■ BRIEF ■
Every line that holds the string "learning" is to be identified and copied.

■ RECORD EXTRACTS ■
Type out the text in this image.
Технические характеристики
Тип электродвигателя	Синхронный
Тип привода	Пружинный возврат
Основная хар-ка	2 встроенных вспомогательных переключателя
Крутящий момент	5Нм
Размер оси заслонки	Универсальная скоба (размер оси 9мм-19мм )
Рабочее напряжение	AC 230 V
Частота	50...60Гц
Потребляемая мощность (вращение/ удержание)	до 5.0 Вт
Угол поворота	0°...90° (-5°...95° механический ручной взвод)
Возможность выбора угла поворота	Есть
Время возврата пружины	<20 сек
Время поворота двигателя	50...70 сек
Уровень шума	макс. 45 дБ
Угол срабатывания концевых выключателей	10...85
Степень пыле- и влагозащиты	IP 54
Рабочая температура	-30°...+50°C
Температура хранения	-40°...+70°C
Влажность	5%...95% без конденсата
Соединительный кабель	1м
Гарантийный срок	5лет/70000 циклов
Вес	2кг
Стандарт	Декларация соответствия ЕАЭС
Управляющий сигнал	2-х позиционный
* * *
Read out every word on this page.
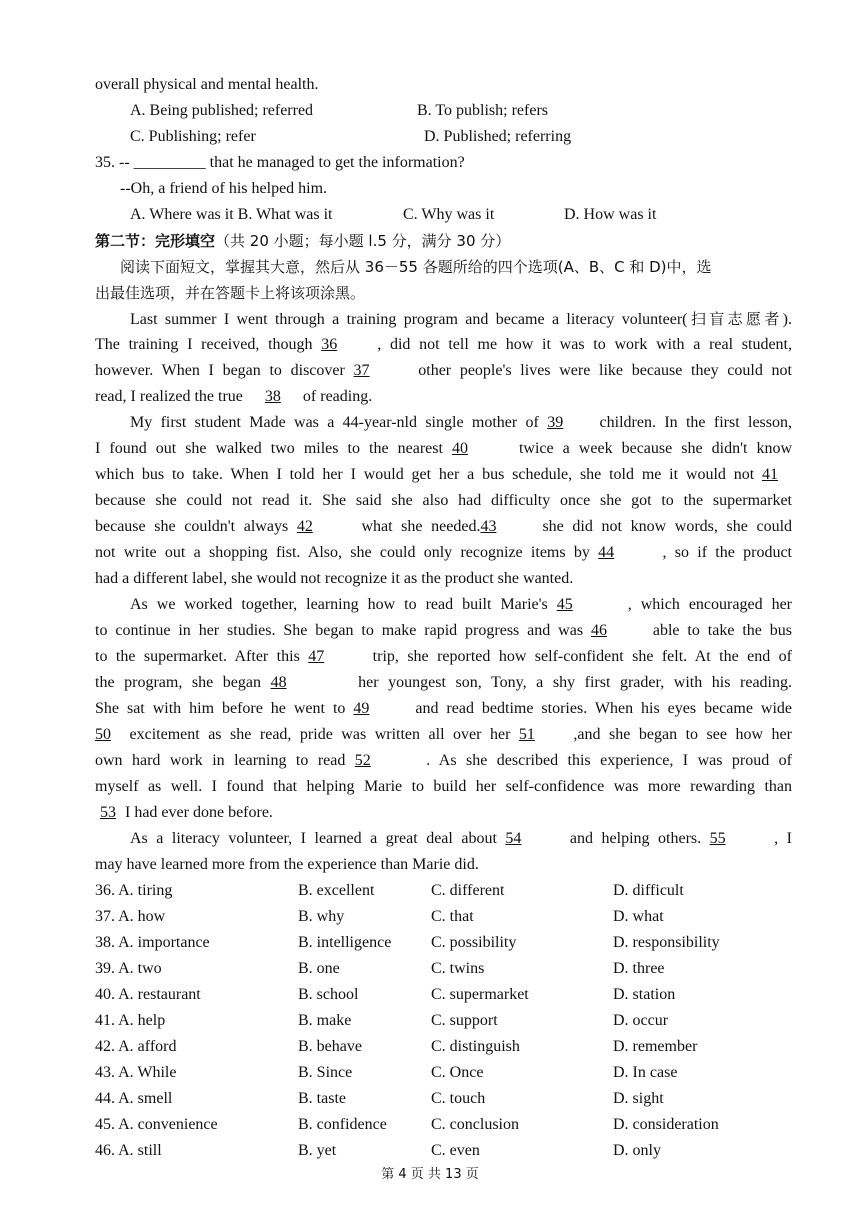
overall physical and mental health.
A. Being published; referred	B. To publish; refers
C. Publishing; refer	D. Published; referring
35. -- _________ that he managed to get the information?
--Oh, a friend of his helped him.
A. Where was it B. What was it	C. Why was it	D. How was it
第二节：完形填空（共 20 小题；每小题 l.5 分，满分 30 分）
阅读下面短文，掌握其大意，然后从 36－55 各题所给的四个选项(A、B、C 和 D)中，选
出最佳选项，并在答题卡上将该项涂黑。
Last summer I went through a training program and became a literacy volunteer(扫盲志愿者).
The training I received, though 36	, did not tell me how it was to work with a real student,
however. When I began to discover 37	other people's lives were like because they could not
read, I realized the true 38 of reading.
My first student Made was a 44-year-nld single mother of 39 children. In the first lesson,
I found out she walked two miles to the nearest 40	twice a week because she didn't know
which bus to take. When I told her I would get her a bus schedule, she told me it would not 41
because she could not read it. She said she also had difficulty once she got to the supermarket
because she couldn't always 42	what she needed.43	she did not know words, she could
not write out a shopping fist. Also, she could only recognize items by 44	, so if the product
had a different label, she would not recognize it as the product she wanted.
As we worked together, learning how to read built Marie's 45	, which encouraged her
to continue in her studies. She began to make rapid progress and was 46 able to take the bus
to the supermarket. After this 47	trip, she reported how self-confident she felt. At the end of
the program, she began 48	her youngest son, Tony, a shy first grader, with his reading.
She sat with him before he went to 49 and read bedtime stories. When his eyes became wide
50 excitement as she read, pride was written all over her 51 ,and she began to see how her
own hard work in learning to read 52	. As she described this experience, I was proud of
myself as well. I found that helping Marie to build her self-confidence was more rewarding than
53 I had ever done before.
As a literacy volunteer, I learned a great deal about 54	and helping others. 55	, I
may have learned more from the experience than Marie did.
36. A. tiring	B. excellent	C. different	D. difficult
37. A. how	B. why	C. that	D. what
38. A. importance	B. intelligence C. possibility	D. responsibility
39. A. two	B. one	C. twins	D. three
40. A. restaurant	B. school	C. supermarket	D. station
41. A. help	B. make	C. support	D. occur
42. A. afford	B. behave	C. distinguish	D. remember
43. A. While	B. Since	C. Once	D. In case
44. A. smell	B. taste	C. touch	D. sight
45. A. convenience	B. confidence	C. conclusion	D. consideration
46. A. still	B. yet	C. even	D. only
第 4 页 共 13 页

■ RESPONSE TO THE TASK ■
As we worked together, learning how to read built Marie's 45	, which encouraged her
own hard work in learning to read 52	. As she described this experience, I was proud of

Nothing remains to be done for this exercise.